§ **Written request**
Exactly reproduce the line containing "Convert this screenshot" together with every line after it, through the end of the entries, and give nothing more.

§ **Supplied entries**
»»

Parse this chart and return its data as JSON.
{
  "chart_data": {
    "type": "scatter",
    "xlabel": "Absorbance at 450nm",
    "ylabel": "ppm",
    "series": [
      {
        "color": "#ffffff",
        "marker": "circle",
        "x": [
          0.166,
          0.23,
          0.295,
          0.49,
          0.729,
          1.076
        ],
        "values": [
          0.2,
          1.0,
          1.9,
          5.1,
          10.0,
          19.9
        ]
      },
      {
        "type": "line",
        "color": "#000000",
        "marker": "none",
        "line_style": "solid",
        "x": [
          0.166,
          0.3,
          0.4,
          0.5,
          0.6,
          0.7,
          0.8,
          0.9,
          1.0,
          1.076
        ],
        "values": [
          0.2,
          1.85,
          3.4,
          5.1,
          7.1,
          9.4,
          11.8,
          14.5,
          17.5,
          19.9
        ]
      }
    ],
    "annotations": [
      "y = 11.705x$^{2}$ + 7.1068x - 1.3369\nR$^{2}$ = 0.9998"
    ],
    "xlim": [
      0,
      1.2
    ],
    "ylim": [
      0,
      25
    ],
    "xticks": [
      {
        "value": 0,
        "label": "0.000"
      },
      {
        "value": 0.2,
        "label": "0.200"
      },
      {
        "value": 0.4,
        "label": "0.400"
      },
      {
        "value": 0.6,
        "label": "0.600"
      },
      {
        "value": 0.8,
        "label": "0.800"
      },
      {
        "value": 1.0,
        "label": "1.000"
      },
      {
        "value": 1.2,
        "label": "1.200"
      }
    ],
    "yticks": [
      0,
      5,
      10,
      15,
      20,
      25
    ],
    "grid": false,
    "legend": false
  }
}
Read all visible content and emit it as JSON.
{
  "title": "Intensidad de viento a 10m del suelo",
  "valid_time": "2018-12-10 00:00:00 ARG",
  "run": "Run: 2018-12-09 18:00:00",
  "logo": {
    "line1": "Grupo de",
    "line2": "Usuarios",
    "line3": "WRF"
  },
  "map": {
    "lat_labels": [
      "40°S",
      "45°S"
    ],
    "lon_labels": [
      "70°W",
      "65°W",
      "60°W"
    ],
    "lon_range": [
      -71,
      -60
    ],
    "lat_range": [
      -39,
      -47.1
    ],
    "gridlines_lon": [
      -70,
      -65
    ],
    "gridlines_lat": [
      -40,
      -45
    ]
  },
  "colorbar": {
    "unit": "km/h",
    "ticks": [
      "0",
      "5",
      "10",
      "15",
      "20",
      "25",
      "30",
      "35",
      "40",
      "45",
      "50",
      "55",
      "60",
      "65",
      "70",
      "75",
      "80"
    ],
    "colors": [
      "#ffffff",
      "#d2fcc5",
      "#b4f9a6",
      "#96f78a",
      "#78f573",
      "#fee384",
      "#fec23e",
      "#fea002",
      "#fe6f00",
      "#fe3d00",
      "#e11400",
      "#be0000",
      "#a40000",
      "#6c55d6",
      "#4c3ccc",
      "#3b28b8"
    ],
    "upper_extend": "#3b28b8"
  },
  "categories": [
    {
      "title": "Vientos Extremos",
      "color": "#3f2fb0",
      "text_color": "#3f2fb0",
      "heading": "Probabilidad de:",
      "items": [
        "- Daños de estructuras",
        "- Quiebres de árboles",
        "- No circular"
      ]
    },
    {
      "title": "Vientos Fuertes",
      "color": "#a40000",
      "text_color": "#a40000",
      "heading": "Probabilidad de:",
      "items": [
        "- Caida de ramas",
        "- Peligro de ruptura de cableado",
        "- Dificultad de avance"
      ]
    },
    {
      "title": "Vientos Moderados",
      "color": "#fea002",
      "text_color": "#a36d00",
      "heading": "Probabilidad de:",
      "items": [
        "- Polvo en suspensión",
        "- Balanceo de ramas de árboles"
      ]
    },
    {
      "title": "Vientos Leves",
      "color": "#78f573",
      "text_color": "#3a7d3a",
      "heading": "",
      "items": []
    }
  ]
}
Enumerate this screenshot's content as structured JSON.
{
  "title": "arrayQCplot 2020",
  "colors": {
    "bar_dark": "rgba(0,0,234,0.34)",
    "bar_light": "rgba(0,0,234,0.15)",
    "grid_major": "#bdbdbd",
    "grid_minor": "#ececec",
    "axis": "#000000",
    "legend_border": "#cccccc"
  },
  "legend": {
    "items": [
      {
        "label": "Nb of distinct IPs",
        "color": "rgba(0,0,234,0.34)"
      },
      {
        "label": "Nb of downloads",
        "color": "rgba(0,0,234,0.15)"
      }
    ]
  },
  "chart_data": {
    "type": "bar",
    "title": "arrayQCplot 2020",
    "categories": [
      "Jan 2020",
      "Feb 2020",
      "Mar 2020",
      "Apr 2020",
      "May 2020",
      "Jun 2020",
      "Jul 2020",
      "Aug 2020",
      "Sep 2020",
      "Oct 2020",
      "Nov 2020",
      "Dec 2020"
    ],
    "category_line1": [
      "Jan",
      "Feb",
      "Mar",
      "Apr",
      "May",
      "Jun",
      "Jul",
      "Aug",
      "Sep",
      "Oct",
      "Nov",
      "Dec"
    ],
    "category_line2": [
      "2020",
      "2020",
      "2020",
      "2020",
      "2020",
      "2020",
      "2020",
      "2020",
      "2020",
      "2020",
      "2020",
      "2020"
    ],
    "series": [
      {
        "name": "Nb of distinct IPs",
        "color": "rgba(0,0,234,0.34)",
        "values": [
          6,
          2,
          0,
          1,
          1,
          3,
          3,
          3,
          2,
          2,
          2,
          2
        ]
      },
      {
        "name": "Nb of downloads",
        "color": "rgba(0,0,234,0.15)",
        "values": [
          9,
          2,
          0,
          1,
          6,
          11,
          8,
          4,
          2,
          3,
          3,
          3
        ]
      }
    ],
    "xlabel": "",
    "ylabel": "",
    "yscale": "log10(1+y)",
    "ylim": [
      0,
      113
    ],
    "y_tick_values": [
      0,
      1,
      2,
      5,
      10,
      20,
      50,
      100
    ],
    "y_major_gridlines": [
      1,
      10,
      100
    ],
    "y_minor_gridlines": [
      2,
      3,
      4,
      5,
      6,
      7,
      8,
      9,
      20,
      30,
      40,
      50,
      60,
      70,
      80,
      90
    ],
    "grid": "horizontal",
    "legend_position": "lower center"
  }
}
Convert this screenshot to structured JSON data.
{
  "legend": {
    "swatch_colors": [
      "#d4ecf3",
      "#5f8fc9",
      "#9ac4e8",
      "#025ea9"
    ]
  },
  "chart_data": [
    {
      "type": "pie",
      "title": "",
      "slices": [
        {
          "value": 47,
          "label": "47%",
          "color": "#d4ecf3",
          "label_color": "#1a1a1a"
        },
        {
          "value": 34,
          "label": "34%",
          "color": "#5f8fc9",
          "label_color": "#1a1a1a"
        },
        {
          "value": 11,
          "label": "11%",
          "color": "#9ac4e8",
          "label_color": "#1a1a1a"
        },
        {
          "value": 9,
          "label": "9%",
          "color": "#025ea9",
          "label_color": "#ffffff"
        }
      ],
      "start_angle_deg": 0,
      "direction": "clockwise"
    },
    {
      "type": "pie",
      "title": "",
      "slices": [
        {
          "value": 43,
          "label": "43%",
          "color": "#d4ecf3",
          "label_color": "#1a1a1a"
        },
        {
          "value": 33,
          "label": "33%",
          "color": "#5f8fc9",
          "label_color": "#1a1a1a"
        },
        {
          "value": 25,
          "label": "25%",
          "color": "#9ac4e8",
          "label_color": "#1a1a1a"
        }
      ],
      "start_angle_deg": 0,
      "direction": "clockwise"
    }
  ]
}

««

§ **Correct output**
Convert this screenshot to structured JSON data.
{
  "legend": {
    "swatch_colors": [
      "#d4ecf3",
      "#5f8fc9",
      "#9ac4e8",
      "#025ea9"
    ]
  },
  "chart_data": [
    {
      "type": "pie",
      "title": "",
      "slices": [
        {
          "value": 47,
          "label": "47%",
          "color": "#d4ecf3",
          "label_color": "#1a1a1a"
        },
        {
          "value": 34,
          "label": "34%",
          "color": "#5f8fc9",
          "label_color": "#1a1a1a"
        },
        {
          "value": 11,
          "label": "11%",
          "color": "#9ac4e8",
          "label_color": "#1a1a1a"
        },
        {
          "value": 9,
          "label": "9%",
          "color": "#025ea9",
          "label_color": "#ffffff"
        }
      ],
      "start_angle_deg": 0,
      "direction": "clockwise"
    },
    {
      "type": "pie",
      "title": "",
      "slices": [
        {
          "value": 43,
          "label": "43%",
          "color": "#d4ecf3",
          "label_color": "#1a1a1a"
        },
        {
          "value": 33,
          "label": "33%",
          "color": "#5f8fc9",
          "label_color": "#1a1a1a"
        },
        {
          "value": 25,
          "label": "25%",
          "color": "#9ac4e8",
          "label_color": "#1a1a1a"
        }
      ],
      "start_angle_deg": 0,
      "direction": "clockwise"
    }
  ]
}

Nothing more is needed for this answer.